##### DATA PROVIDED #####

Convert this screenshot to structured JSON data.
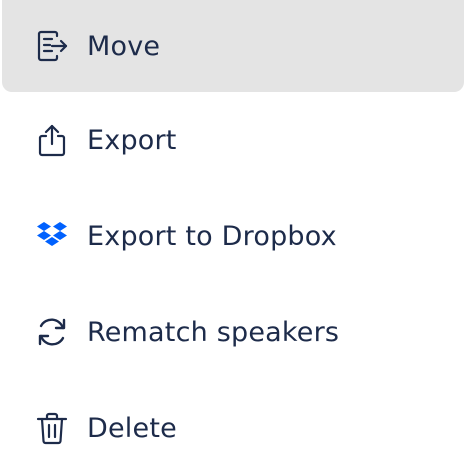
{
  "menu": {
    "items": [
      {
        "label": "Move",
        "icon": "move-icon",
        "active": true
      },
      {
        "label": "Export",
        "icon": "export-icon",
        "active": false
      },
      {
        "label": "Export to Dropbox",
        "icon": "dropbox-icon",
        "active": false
      },
      {
        "label": "Rematch speakers",
        "icon": "rematch-icon",
        "active": false
      },
      {
        "label": "Delete",
        "icon": "trash-icon",
        "active": false
      }
    ]
  },
  "colors": {
    "text": "#1d2b4a",
    "active_bg": "#e4e4e4",
    "dropbox": "#0061fe"
  }
}
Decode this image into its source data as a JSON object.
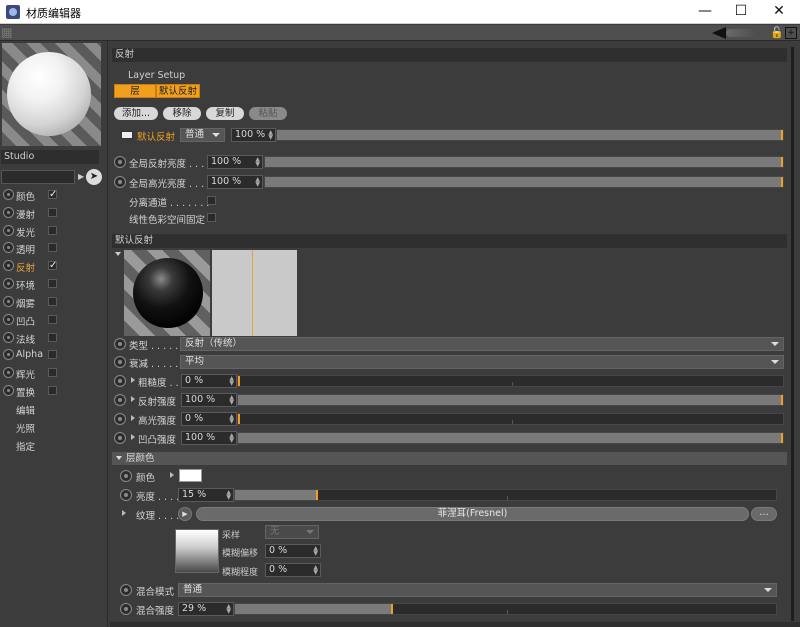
{
  "window": {
    "title": "材质编辑器",
    "minimize": "—",
    "maximize": "☐",
    "close": "✕"
  },
  "toolbar": {
    "icons": [
      "back-arrow-icon",
      "lock-icon",
      "new-window-icon"
    ]
  },
  "left": {
    "studio_label": "Studio",
    "channels": [
      {
        "label": "颜色",
        "checked": true
      },
      {
        "label": "漫射",
        "checked": false
      },
      {
        "label": "发光",
        "checked": false
      },
      {
        "label": "透明",
        "checked": false
      },
      {
        "label": "反射",
        "checked": true,
        "active": true
      },
      {
        "label": "环境",
        "checked": false
      },
      {
        "label": "烟雾",
        "checked": false
      },
      {
        "label": "凹凸",
        "checked": false
      },
      {
        "label": "法线",
        "checked": false
      },
      {
        "label": "Alpha",
        "checked": false
      },
      {
        "label": "辉光",
        "checked": false
      },
      {
        "label": "置换",
        "checked": false
      }
    ],
    "extra": [
      "编辑",
      "光照",
      "指定"
    ]
  },
  "reflect": {
    "header": "反射",
    "layer_setup": "Layer Setup",
    "tab_layer": "层",
    "tab_default": "默认反射",
    "btn_add": "添加...",
    "btn_remove": "移除",
    "btn_copy": "复制",
    "btn_paste": "粘贴",
    "default_row": {
      "label": "默认反射",
      "mode": "普通",
      "value": "100 %"
    },
    "global_reflect": {
      "label": "全局反射亮度 . . .",
      "value": "100 %",
      "level": 1.0
    },
    "global_spec": {
      "label": "全局高光亮度 . . .",
      "value": "100 %",
      "level": 1.0
    },
    "sep_channel": "分离通道 . . . . . . .",
    "linear_space": "线性色彩空间固定"
  },
  "default_reflect": {
    "header": "默认反射",
    "type": {
      "label": "类型 . . . . .",
      "value": "反射（传统）"
    },
    "atten": {
      "label": "衰减 . . . . .",
      "value": "平均"
    },
    "roughness": {
      "label": "粗糙度 . . .",
      "value": "0 %",
      "level": 0.0
    },
    "refl_strength": {
      "label": "反射强度",
      "value": "100 %",
      "level": 1.0
    },
    "spec_strength": {
      "label": "高光强度",
      "value": "0 %",
      "level": 0.0
    },
    "bump_strength": {
      "label": "凹凸强度",
      "value": "100 %",
      "level": 1.0
    }
  },
  "layer_color": {
    "header": "层颜色",
    "color_label": "颜色",
    "color": "#ffffff",
    "brightness": {
      "label": "亮度 . . . . .",
      "value": "15 %",
      "level": 0.15
    },
    "texture": {
      "label": "纹理 . . . . .",
      "shader": "菲涅耳(Fresnel)",
      "more": "..."
    },
    "sampling": {
      "label": "采样",
      "value": "无"
    },
    "blur_offset": {
      "label": "模糊偏移",
      "value": "0 %"
    },
    "blur_scale": {
      "label": "模糊程度",
      "value": "0 %"
    },
    "blend_mode": {
      "label": "混合模式",
      "value": "普通"
    },
    "blend_strength": {
      "label": "混合强度",
      "value": "29 %",
      "level": 0.29
    }
  },
  "colors": {
    "accent": "#f0a01e",
    "panel": "#3c3c3c",
    "field": "#2b2b2b"
  }
}
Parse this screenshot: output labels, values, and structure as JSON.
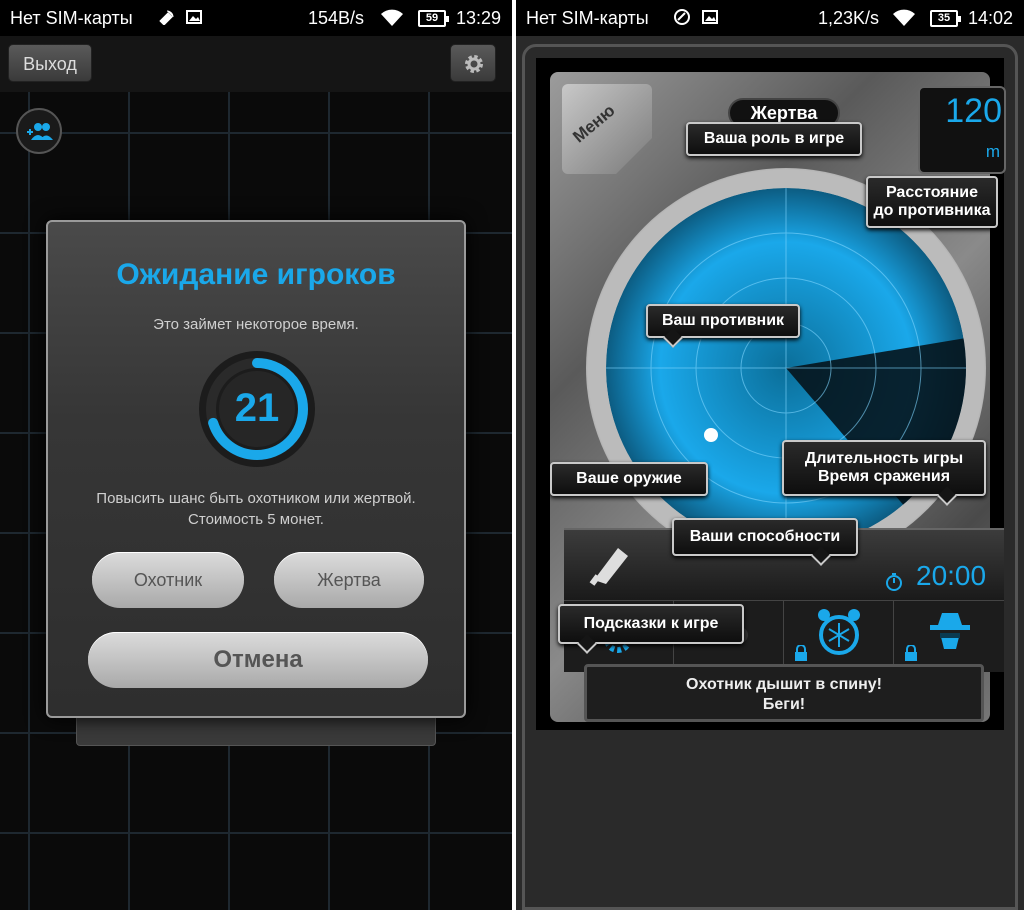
{
  "left": {
    "status_bar": {
      "carrier": "Нет SIM-карты",
      "speed": "154B/s",
      "battery": "59",
      "time": "13:29"
    },
    "top_bar": {
      "exit_label": "Выход"
    },
    "dialog": {
      "title": "Ожидание игроков",
      "subtitle": "Это займет некоторое время.",
      "countdown": "21",
      "countdown_progress": 0.7,
      "chance_text_line1": "Повысить шанс быть охотником или жертвой.",
      "chance_text_line2": "Стоимость 5 монет.",
      "hunter_label": "Охотник",
      "victim_label": "Жертва",
      "cancel_label": "Отмена"
    },
    "colors": {
      "accent": "#1aa8ea"
    }
  },
  "right": {
    "status_bar": {
      "carrier": "Нет SIM-карты",
      "speed": "1,23K/s",
      "battery": "35",
      "time": "14:02"
    },
    "game": {
      "menu_label": "Меню",
      "role": "Жертва",
      "distance_value": "120",
      "distance_unit": "m",
      "duration": "20:00",
      "message_line1": "Охотник дышит в спину!",
      "message_line2": "Беги!"
    },
    "tooltips": {
      "role": "Ваша роль в игре",
      "distance_line1": "Расстояние",
      "distance_line2": "до противника",
      "opponent": "Ваш противник",
      "weapon": "Ваше оружие",
      "duration_line1": "Длительность игры",
      "duration_line2": "Время сражения",
      "abilities": "Ваши способности",
      "hints": "Подсказки к игре"
    },
    "abilities": [
      {
        "icon": "gear-ability-icon",
        "locked": false
      },
      {
        "icon": "binoculars-icon",
        "locked": false
      },
      {
        "icon": "frozen-alarm-clock-icon",
        "locked": true
      },
      {
        "icon": "spy-hat-icon",
        "locked": true
      }
    ],
    "colors": {
      "radar": "#1aa8ea"
    }
  }
}
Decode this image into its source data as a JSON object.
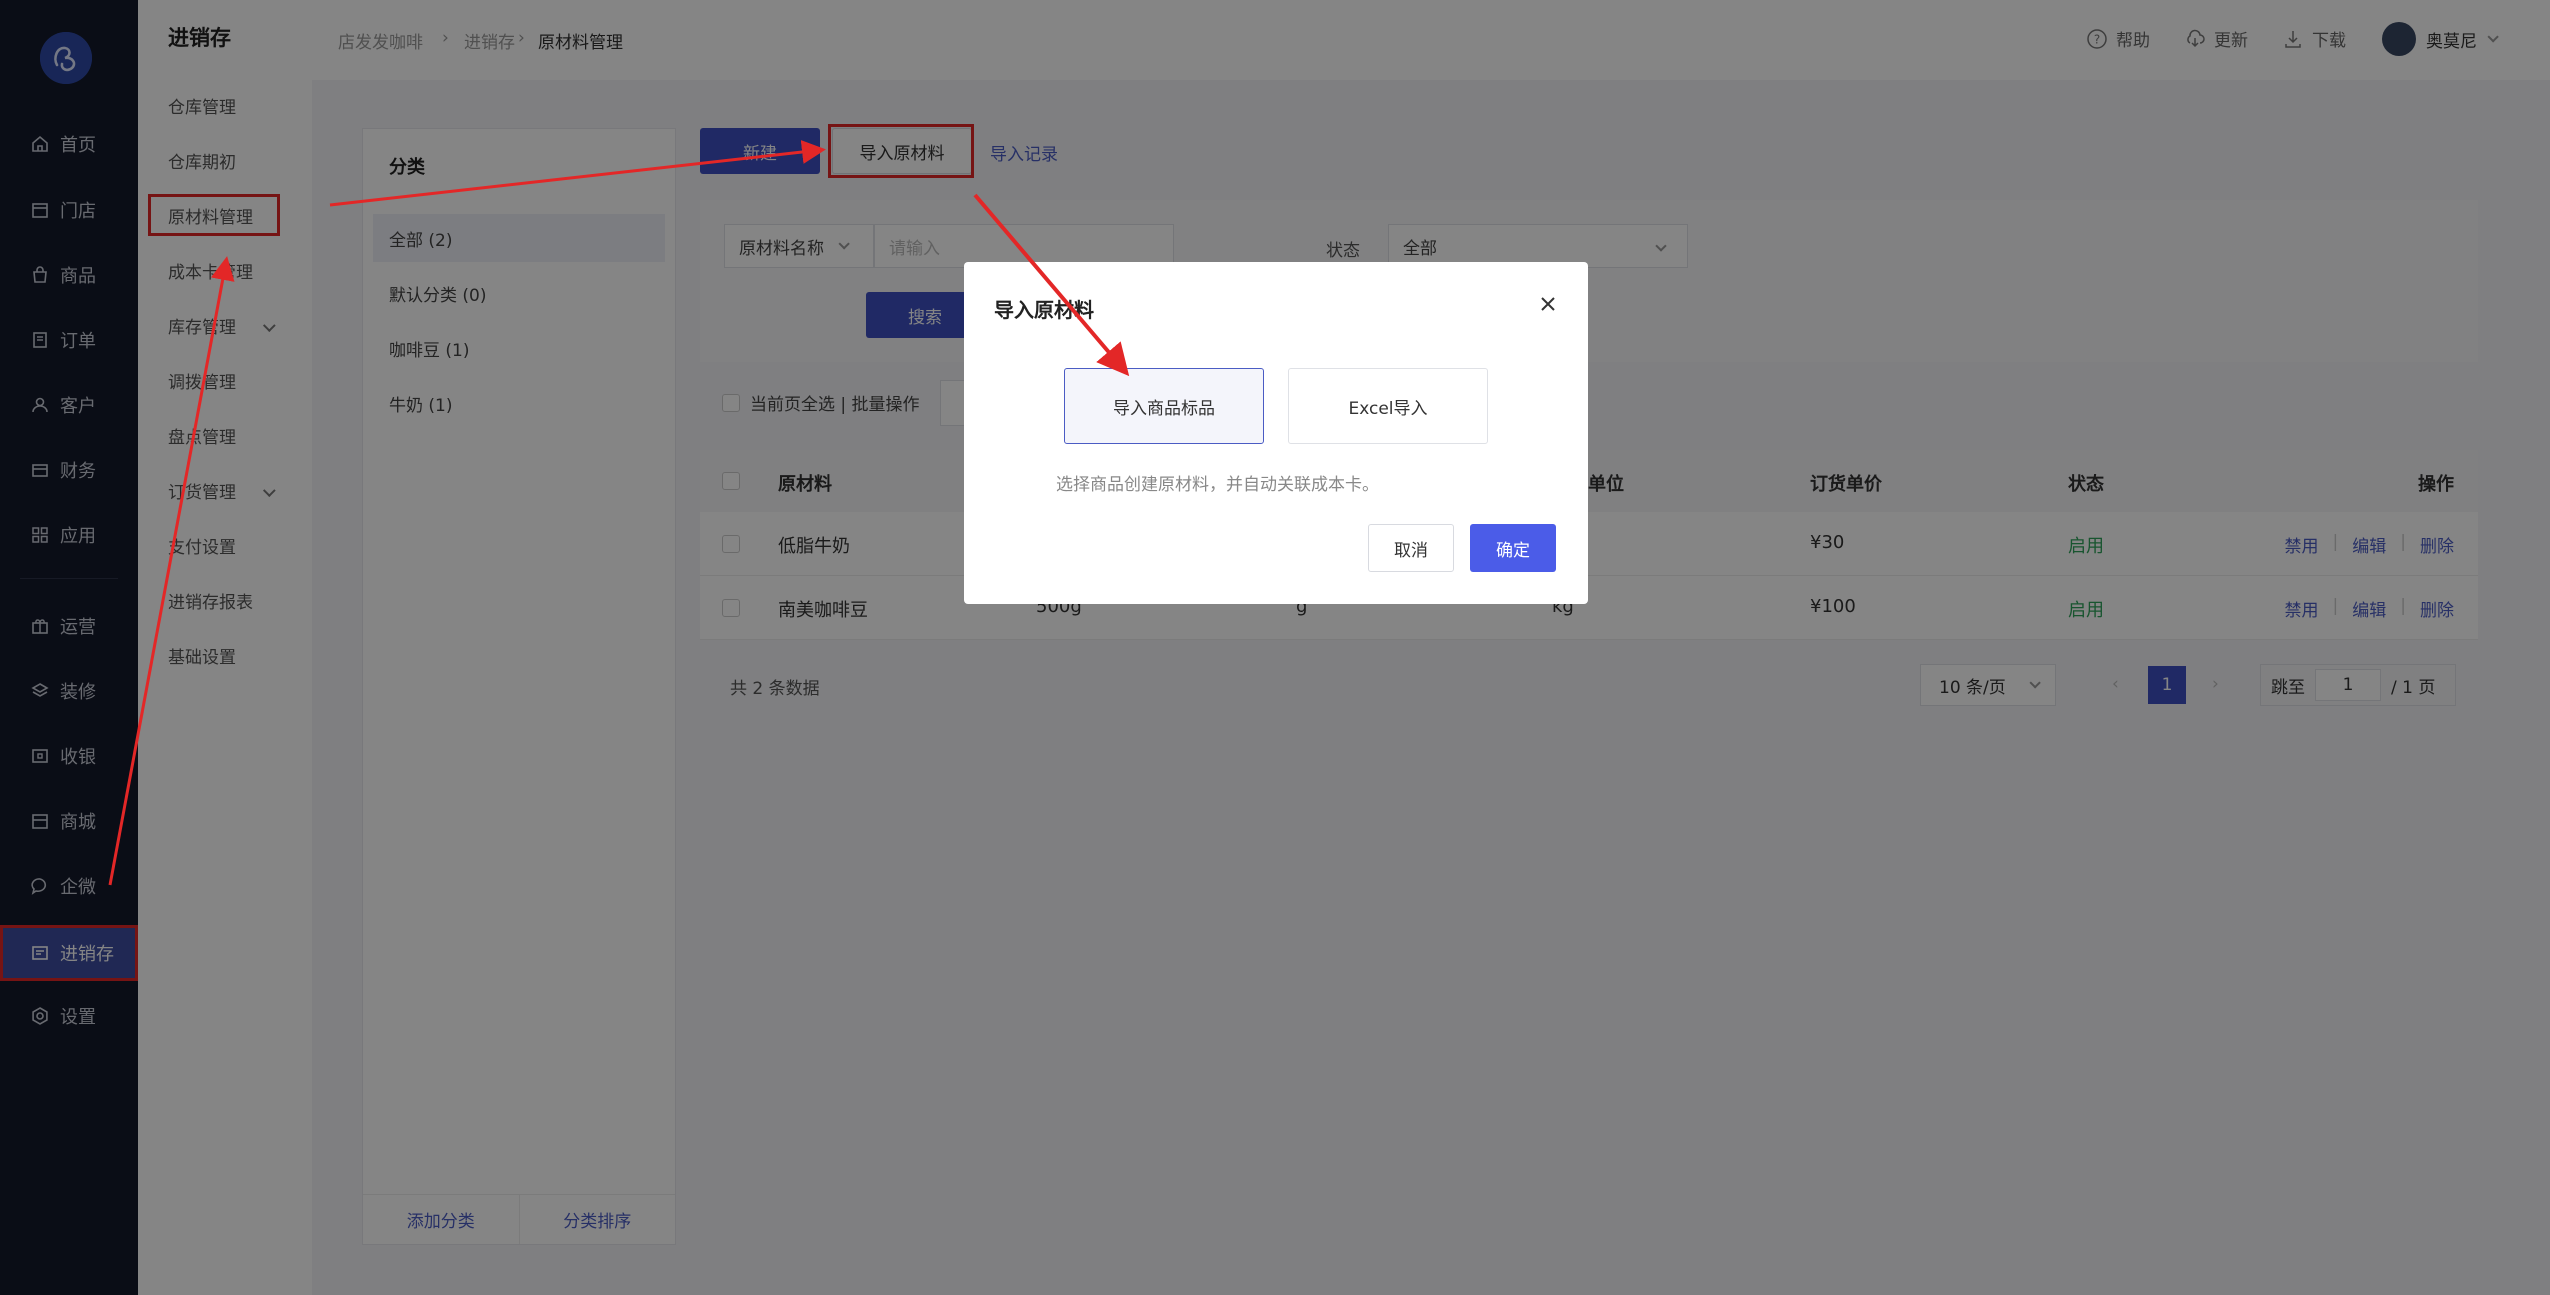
{
  "nav": {
    "items": [
      {
        "label": "首页",
        "icon": "home-icon"
      },
      {
        "label": "门店",
        "icon": "store-icon"
      },
      {
        "label": "商品",
        "icon": "bag-icon"
      },
      {
        "label": "订单",
        "icon": "order-icon"
      },
      {
        "label": "客户",
        "icon": "user-icon"
      },
      {
        "label": "财务",
        "icon": "card-icon"
      },
      {
        "label": "应用",
        "icon": "apps-icon"
      },
      {
        "label": "运营",
        "icon": "gift-icon"
      },
      {
        "label": "装修",
        "icon": "layers-icon"
      },
      {
        "label": "收银",
        "icon": "cashier-icon"
      },
      {
        "label": "商城",
        "icon": "mall-icon"
      },
      {
        "label": "企微",
        "icon": "chat-icon"
      },
      {
        "label": "进销存",
        "icon": "inventory-icon"
      },
      {
        "label": "设置",
        "icon": "settings-icon"
      }
    ]
  },
  "submenu": {
    "title": "进销存",
    "items": [
      "仓库管理",
      "仓库期初",
      "原材料管理",
      "成本卡管理",
      "库存管理",
      "调拨管理",
      "盘点管理",
      "订货管理",
      "支付设置",
      "进销存报表",
      "基础设置"
    ]
  },
  "header": {
    "breadcrumb": [
      "店发发咖啡",
      "进销存",
      "原材料管理"
    ],
    "help": "帮助",
    "update": "更新",
    "download": "下载",
    "user": "奥莫尼"
  },
  "category": {
    "title": "分类",
    "items": [
      "全部 (2)",
      "默认分类 (0)",
      "咖啡豆 (1)",
      "牛奶 (1)"
    ],
    "add": "添加分类",
    "sort": "分类排序"
  },
  "toolbar": {
    "new": "新建",
    "import": "导入原材料",
    "records": "导入记录"
  },
  "filter": {
    "name_select": "原材料名称",
    "name_placeholder": "请输入",
    "status_label": "状态",
    "status_value": "全部",
    "search": "搜索"
  },
  "batch": {
    "label": "当前页全选 | 批量操作"
  },
  "table": {
    "headers": [
      "原材料",
      "单位",
      "订货单价",
      "状态",
      "操作"
    ],
    "rows": [
      {
        "name": "低脂牛奶",
        "spec": "",
        "unit1": "",
        "unit2": "",
        "price": "¥30",
        "status": "启用"
      },
      {
        "name": "南美咖啡豆",
        "spec": "500g",
        "unit1": "g",
        "unit2": "kg",
        "price": "¥100",
        "status": "启用"
      }
    ],
    "ops": [
      "禁用",
      "编辑",
      "删除"
    ]
  },
  "pagination": {
    "total": "共 2 条数据",
    "size": "10 条/页",
    "current": "1",
    "jump": "跳至",
    "jump_value": "1",
    "pages": "/ 1 页"
  },
  "modal": {
    "title": "导入原材料",
    "option1": "导入商品标品",
    "option2": "Excel导入",
    "hint": "选择商品创建原材料，并自动关联成本卡。",
    "cancel": "取消",
    "ok": "确定"
  },
  "colors": {
    "accent": "#4b5cc4",
    "annotation": "#e32727",
    "nav_bg": "#14192b",
    "enabled": "#2ea35a"
  }
}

#####

→ WHAT NEEDS TO BE DONE
Identify the lines of the data that contain the word "screenshot". Copy each of them.

→ RESULT FOR THIS EXERCISE
Convert this screenshot to structured JSON data.
Parse this screenshot: output labels, values, and structure as JSON.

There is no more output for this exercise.